Brief:
Only the pictures are left out: repeat the rest of the entries exactly.

Data shown:
----------------
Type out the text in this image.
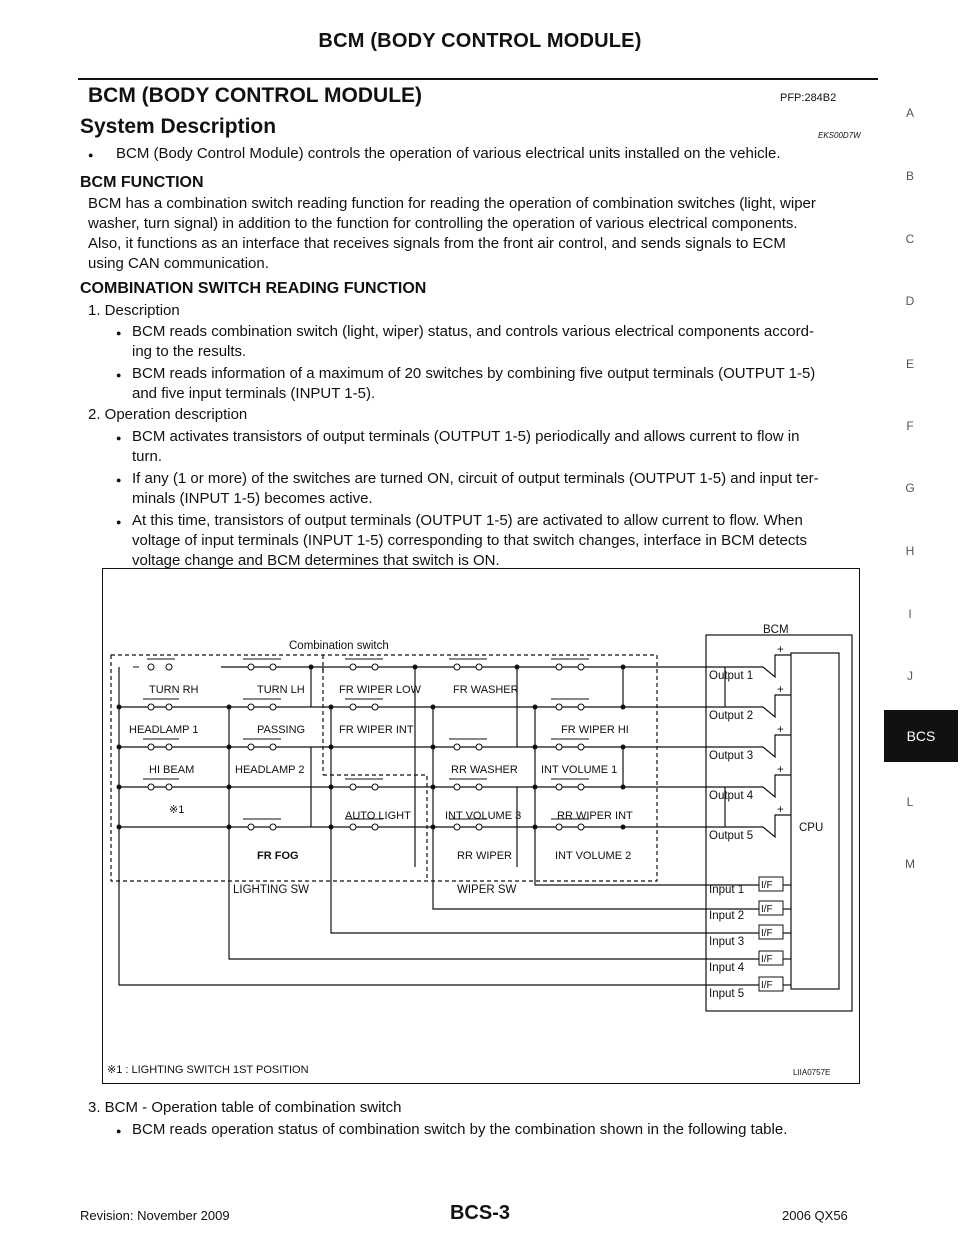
BCM (BODY CONTROL MODULE)
BCM (BODY CONTROL MODULE)	PFP:284B2
System Description	EKS00D7W
● BCM (Body Control Module) controls the operation of various electrical units installed on the vehicle.
BCM FUNCTION
BCM has a combination switch reading function for reading the operation of combination switches (light, wiper
washer, turn signal) in addition to the function for controlling the operation of various electrical components.
Also, it functions as an interface that receives signals from the front air control, and sends signals to ECM
using CAN communication.
COMBINATION SWITCH READING FUNCTION
1. Description
● BCM reads combination switch (light, wiper) status, and controls various electrical components accord-
ing to the results.
● BCM reads information of a maximum of 20 switches by combining five output terminals (OUTPUT 1-5)
and five input terminals (INPUT 1-5).
2. Operation description
● BCM activates transistors of output terminals (OUTPUT 1-5) periodically and allows current to flow in
turn.
● If any (1 or more) of the switches are turned ON, circuit of output terminals (OUTPUT 1-5) and input ter-
minals (INPUT 1-5) becomes active.
● At this time, transistors of output terminals (OUTPUT 1-5) are activated to allow current to flow. When
voltage of input terminals (INPUT 1-5) corresponding to that switch changes, interface in BCM detects
voltage change and BCM determines that switch is ON.
Combination switch
BCM
CPU
LIGHTING SW	WIPER SW
Output 1
Output 2
Output 3
Output 4
Output 5
Input 1
Input 2
Input 3
Input 4
Input 5
+
+
+
+
+
TURN RH	TURN LH	FR WIPER LOW	FR WASHER
HEADLAMP 1	PASSING	FR WIPER INT	FR WIPER HI
HI BEAM	HEADLAMP 2	RR WASHER INT VOLUME 1
※1	AUTO LIGHT	INT VOLUME 3	RR WIPER INT
FR FOG	RR WIPER	INT VOLUME 2
※1 : LIGHTING SWITCH 1ST POSITION	LIIA0757E
I/F
I/F
I/F
I/F
I/F
3. BCM - Operation table of combination switch
● BCM reads operation status of combination switch by the combination shown in the following table.
A
B
C
D
E
F
G
H
I
J
BCS
L
M
Revision: November 2009	BCS-3	2006 QX56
----------------
Completed exercise:
Type out the text in this image.
BCM (BODY CONTROL MODULE)
BCM (BODY CONTROL MODULE)	PFP:284B2
System Description	EKS00D7W
● BCM (Body Control Module) controls the operation of various electrical units installed on the vehicle.
BCM FUNCTION
BCM has a combination switch reading function for reading the operation of combination switches (light, wiper
washer, turn signal) in addition to the function for controlling the operation of various electrical components.
Also, it functions as an interface that receives signals from the front air control, and sends signals to ECM
using CAN communication.
COMBINATION SWITCH READING FUNCTION
1. Description
● BCM reads combination switch (light, wiper) status, and controls various electrical components accord-
ing to the results.
● BCM reads information of a maximum of 20 switches by combining five output terminals (OUTPUT 1-5)
and five input terminals (INPUT 1-5).
2. Operation description
● BCM activates transistors of output terminals (OUTPUT 1-5) periodically and allows current to flow in
turn.
● If any (1 or more) of the switches are turned ON, circuit of output terminals (OUTPUT 1-5) and input ter-
minals (INPUT 1-5) becomes active.
● At this time, transistors of output terminals (OUTPUT 1-5) are activated to allow current to flow. When
voltage of input terminals (INPUT 1-5) corresponding to that switch changes, interface in BCM detects
voltage change and BCM determines that switch is ON.
Combination switch
BCM
CPU
LIGHTING SW	WIPER SW
Output 1
Output 2
Output 3
Output 4
Output 5
Input 1
Input 2
Input 3
Input 4
Input 5
+
+
+
+
+
TURN RH	TURN LH	FR WIPER LOW	FR WASHER
HEADLAMP 1	PASSING	FR WIPER INT	FR WIPER HI
HI BEAM	HEADLAMP 2	RR WASHER INT VOLUME 1
※1	AUTO LIGHT	INT VOLUME 3	RR WIPER INT
FR FOG	RR WIPER	INT VOLUME 2
※1 : LIGHTING SWITCH 1ST POSITION	LIIA0757E
I/F
I/F
I/F
I/F
I/F
3. BCM - Operation table of combination switch
● BCM reads operation status of combination switch by the combination shown in the following table.
A
B
C
D
E
F
G
H
I
J
BCS
L
M
Revision: November 2009	BCS-3	2006 QX56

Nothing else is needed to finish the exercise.